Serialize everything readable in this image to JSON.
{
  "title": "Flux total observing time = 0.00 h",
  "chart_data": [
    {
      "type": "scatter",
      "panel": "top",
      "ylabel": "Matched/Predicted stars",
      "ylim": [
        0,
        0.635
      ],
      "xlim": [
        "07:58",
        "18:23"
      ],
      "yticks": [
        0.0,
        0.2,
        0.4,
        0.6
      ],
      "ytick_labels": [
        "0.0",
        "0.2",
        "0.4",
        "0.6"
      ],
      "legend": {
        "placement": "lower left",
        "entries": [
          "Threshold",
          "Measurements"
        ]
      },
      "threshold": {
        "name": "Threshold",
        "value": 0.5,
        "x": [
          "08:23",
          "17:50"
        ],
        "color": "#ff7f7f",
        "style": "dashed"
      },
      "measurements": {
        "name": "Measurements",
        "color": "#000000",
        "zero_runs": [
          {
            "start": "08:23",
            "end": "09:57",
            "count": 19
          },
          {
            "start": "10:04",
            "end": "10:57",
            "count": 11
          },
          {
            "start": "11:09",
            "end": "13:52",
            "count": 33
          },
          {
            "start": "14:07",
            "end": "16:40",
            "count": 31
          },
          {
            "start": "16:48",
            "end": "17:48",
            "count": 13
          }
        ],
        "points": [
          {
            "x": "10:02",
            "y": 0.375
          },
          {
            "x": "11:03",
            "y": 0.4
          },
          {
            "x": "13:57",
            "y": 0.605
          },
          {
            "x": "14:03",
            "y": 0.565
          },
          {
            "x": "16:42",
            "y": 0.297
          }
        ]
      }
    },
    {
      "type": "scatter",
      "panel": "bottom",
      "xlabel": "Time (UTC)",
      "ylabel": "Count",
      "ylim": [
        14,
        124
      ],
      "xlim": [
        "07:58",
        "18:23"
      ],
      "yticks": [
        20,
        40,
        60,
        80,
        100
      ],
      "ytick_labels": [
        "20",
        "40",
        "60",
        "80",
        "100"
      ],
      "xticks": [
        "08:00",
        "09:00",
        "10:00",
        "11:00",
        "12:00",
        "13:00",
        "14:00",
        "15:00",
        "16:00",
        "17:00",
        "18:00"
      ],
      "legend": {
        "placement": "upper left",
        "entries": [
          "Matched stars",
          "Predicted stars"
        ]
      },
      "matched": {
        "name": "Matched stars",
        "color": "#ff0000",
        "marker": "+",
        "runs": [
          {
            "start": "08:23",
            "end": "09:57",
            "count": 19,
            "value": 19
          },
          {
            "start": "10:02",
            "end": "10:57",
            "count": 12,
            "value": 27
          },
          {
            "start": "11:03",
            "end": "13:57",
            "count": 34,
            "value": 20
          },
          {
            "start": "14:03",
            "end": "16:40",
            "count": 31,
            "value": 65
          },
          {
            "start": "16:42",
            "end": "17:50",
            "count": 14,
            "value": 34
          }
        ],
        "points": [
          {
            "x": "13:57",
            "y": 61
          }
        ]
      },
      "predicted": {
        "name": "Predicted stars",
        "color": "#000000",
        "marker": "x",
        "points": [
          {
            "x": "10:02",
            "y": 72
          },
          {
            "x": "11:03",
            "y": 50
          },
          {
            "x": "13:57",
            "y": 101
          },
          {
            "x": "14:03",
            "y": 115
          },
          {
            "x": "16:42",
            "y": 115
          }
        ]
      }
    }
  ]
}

----

### OBJECTIVE:
Repeat the listing in full, keeping every line exactly as it is.

### PROBLEM SOLUTION:
Serialize everything readable in this image to JSON.
{
  "title": "Flux total observing time = 0.00 h",
  "chart_data": [
    {
      "type": "scatter",
      "panel": "top",
      "ylabel": "Matched/Predicted stars",
      "ylim": [
        0,
        0.635
      ],
      "xlim": [
        "07:58",
        "18:23"
      ],
      "yticks": [
        0.0,
        0.2,
        0.4,
        0.6
      ],
      "ytick_labels": [
        "0.0",
        "0.2",
        "0.4",
        "0.6"
      ],
      "legend": {
        "placement": "lower left",
        "entries": [
          "Threshold",
          "Measurements"
        ]
      },
      "threshold": {
        "name": "Threshold",
        "value": 0.5,
        "x": [
          "08:23",
          "17:50"
        ],
        "color": "#ff7f7f",
        "style": "dashed"
      },
      "measurements": {
        "name": "Measurements",
        "color": "#000000",
        "zero_runs": [
          {
            "start": "08:23",
            "end": "09:57",
            "count": 19
          },
          {
            "start": "10:04",
            "end": "10:57",
            "count": 11
          },
          {
            "start": "11:09",
            "end": "13:52",
            "count": 33
          },
          {
            "start": "14:07",
            "end": "16:40",
            "count": 31
          },
          {
            "start": "16:48",
            "end": "17:48",
            "count": 13
          }
        ],
        "points": [
          {
            "x": "10:02",
            "y": 0.375
          },
          {
            "x": "11:03",
            "y": 0.4
          },
          {
            "x": "13:57",
            "y": 0.605
          },
          {
            "x": "14:03",
            "y": 0.565
          },
          {
            "x": "16:42",
            "y": 0.297
          }
        ]
      }
    },
    {
      "type": "scatter",
      "panel": "bottom",
      "xlabel": "Time (UTC)",
      "ylabel": "Count",
      "ylim": [
        14,
        124
      ],
      "xlim": [
        "07:58",
        "18:23"
      ],
      "yticks": [
        20,
        40,
        60,
        80,
        100
      ],
      "ytick_labels": [
        "20",
        "40",
        "60",
        "80",
        "100"
      ],
      "xticks": [
        "08:00",
        "09:00",
        "10:00",
        "11:00",
        "12:00",
        "13:00",
        "14:00",
        "15:00",
        "16:00",
        "17:00",
        "18:00"
      ],
      "legend": {
        "placement": "upper left",
        "entries": [
          "Matched stars",
          "Predicted stars"
        ]
      },
      "matched": {
        "name": "Matched stars",
        "color": "#ff0000",
        "marker": "+",
        "runs": [
          {
            "start": "08:23",
            "end": "09:57",
            "count": 19,
            "value": 19
          },
          {
            "start": "10:02",
            "end": "10:57",
            "count": 12,
            "value": 27
          },
          {
            "start": "11:03",
            "end": "13:57",
            "count": 34,
            "value": 20
          },
          {
            "start": "14:03",
            "end": "16:40",
            "count": 31,
            "value": 65
          },
          {
            "start": "16:42",
            "end": "17:50",
            "count": 14,
            "value": 34
          }
        ],
        "points": [
          {
            "x": "13:57",
            "y": 61
          }
        ]
      },
      "predicted": {
        "name": "Predicted stars",
        "color": "#000000",
        "marker": "x",
        "points": [
          {
            "x": "10:02",
            "y": 72
          },
          {
            "x": "11:03",
            "y": 50
          },
          {
            "x": "13:57",
            "y": 101
          },
          {
            "x": "14:03",
            "y": 115
          },
          {
            "x": "16:42",
            "y": 115
          }
        ]
      }
    }
  ]
}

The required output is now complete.